TASK DIRECTIONS: Give the entries again exactly, every one of them.

--- start of LISTING ---

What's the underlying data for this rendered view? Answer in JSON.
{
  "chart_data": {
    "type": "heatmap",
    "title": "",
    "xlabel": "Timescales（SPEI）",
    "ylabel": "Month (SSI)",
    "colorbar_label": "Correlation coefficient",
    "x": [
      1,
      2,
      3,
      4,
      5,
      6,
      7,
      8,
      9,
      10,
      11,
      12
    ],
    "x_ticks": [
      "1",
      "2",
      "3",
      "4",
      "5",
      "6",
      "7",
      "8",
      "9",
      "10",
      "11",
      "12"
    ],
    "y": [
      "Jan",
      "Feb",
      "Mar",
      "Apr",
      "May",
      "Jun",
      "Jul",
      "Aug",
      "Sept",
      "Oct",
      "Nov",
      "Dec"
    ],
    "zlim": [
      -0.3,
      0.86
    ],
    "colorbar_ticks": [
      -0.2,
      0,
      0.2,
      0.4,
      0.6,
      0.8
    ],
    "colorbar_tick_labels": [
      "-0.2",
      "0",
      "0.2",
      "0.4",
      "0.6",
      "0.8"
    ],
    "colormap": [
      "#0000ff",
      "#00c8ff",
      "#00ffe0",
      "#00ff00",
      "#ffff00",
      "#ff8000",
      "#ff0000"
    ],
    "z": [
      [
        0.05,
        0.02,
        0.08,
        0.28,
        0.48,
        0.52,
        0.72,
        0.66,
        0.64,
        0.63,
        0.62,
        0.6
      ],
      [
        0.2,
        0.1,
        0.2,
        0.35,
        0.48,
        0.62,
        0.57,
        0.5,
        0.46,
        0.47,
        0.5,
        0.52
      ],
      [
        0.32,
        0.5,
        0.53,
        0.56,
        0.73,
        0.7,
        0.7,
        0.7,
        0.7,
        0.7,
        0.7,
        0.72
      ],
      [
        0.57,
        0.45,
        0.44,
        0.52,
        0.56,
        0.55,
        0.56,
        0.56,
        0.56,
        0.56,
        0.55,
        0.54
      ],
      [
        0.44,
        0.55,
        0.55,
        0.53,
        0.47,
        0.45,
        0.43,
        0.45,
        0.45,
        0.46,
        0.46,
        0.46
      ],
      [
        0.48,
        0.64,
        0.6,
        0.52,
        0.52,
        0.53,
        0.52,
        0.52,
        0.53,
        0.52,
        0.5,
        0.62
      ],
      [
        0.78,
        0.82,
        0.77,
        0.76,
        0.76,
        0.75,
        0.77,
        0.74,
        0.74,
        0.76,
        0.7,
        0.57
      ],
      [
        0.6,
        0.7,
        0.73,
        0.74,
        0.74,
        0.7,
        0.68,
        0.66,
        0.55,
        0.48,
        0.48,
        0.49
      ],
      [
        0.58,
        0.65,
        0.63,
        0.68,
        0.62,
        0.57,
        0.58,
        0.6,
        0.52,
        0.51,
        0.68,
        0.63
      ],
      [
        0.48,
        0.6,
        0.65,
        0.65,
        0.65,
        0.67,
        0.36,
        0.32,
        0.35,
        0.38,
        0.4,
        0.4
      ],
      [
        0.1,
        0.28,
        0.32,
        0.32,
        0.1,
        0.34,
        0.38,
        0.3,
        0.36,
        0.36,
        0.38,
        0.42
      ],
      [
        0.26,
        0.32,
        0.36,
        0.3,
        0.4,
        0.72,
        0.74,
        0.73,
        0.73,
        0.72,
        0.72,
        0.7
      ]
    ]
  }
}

--- end of LISTING ---

TASK RESULT:
What's the underlying data for this rendered view? Answer in JSON.
{
  "chart_data": {
    "type": "heatmap",
    "title": "",
    "xlabel": "Timescales（SPEI）",
    "ylabel": "Month (SSI)",
    "colorbar_label": "Correlation coefficient",
    "x": [
      1,
      2,
      3,
      4,
      5,
      6,
      7,
      8,
      9,
      10,
      11,
      12
    ],
    "x_ticks": [
      "1",
      "2",
      "3",
      "4",
      "5",
      "6",
      "7",
      "8",
      "9",
      "10",
      "11",
      "12"
    ],
    "y": [
      "Jan",
      "Feb",
      "Mar",
      "Apr",
      "May",
      "Jun",
      "Jul",
      "Aug",
      "Sept",
      "Oct",
      "Nov",
      "Dec"
    ],
    "zlim": [
      -0.3,
      0.86
    ],
    "colorbar_ticks": [
      -0.2,
      0,
      0.2,
      0.4,
      0.6,
      0.8
    ],
    "colorbar_tick_labels": [
      "-0.2",
      "0",
      "0.2",
      "0.4",
      "0.6",
      "0.8"
    ],
    "colormap": [
      "#0000ff",
      "#00c8ff",
      "#00ffe0",
      "#00ff00",
      "#ffff00",
      "#ff8000",
      "#ff0000"
    ],
    "z": [
      [
        0.05,
        0.02,
        0.08,
        0.28,
        0.48,
        0.52,
        0.72,
        0.66,
        0.64,
        0.63,
        0.62,
        0.6
      ],
      [
        0.2,
        0.1,
        0.2,
        0.35,
        0.48,
        0.62,
        0.57,
        0.5,
        0.46,
        0.47,
        0.5,
        0.52
      ],
      [
        0.32,
        0.5,
        0.53,
        0.56,
        0.73,
        0.7,
        0.7,
        0.7,
        0.7,
        0.7,
        0.7,
        0.72
      ],
      [
        0.57,
        0.45,
        0.44,
        0.52,
        0.56,
        0.55,
        0.56,
        0.56,
        0.56,
        0.56,
        0.55,
        0.54
      ],
      [
        0.44,
        0.55,
        0.55,
        0.53,
        0.47,
        0.45,
        0.43,
        0.45,
        0.45,
        0.46,
        0.46,
        0.46
      ],
      [
        0.48,
        0.64,
        0.6,
        0.52,
        0.52,
        0.53,
        0.52,
        0.52,
        0.53,
        0.52,
        0.5,
        0.62
      ],
      [
        0.78,
        0.82,
        0.77,
        0.76,
        0.76,
        0.75,
        0.77,
        0.74,
        0.74,
        0.76,
        0.7,
        0.57
      ],
      [
        0.6,
        0.7,
        0.73,
        0.74,
        0.74,
        0.7,
        0.68,
        0.66,
        0.55,
        0.48,
        0.48,
        0.49
      ],
      [
        0.58,
        0.65,
        0.63,
        0.68,
        0.62,
        0.57,
        0.58,
        0.6,
        0.52,
        0.51,
        0.68,
        0.63
      ],
      [
        0.48,
        0.6,
        0.65,
        0.65,
        0.65,
        0.67,
        0.36,
        0.32,
        0.35,
        0.38,
        0.4,
        0.4
      ],
      [
        0.1,
        0.28,
        0.32,
        0.32,
        0.1,
        0.34,
        0.38,
        0.3,
        0.36,
        0.36,
        0.38,
        0.42
      ],
      [
        0.26,
        0.32,
        0.36,
        0.3,
        0.4,
        0.72,
        0.74,
        0.73,
        0.73,
        0.72,
        0.72,
        0.7
      ]
    ]
  }
}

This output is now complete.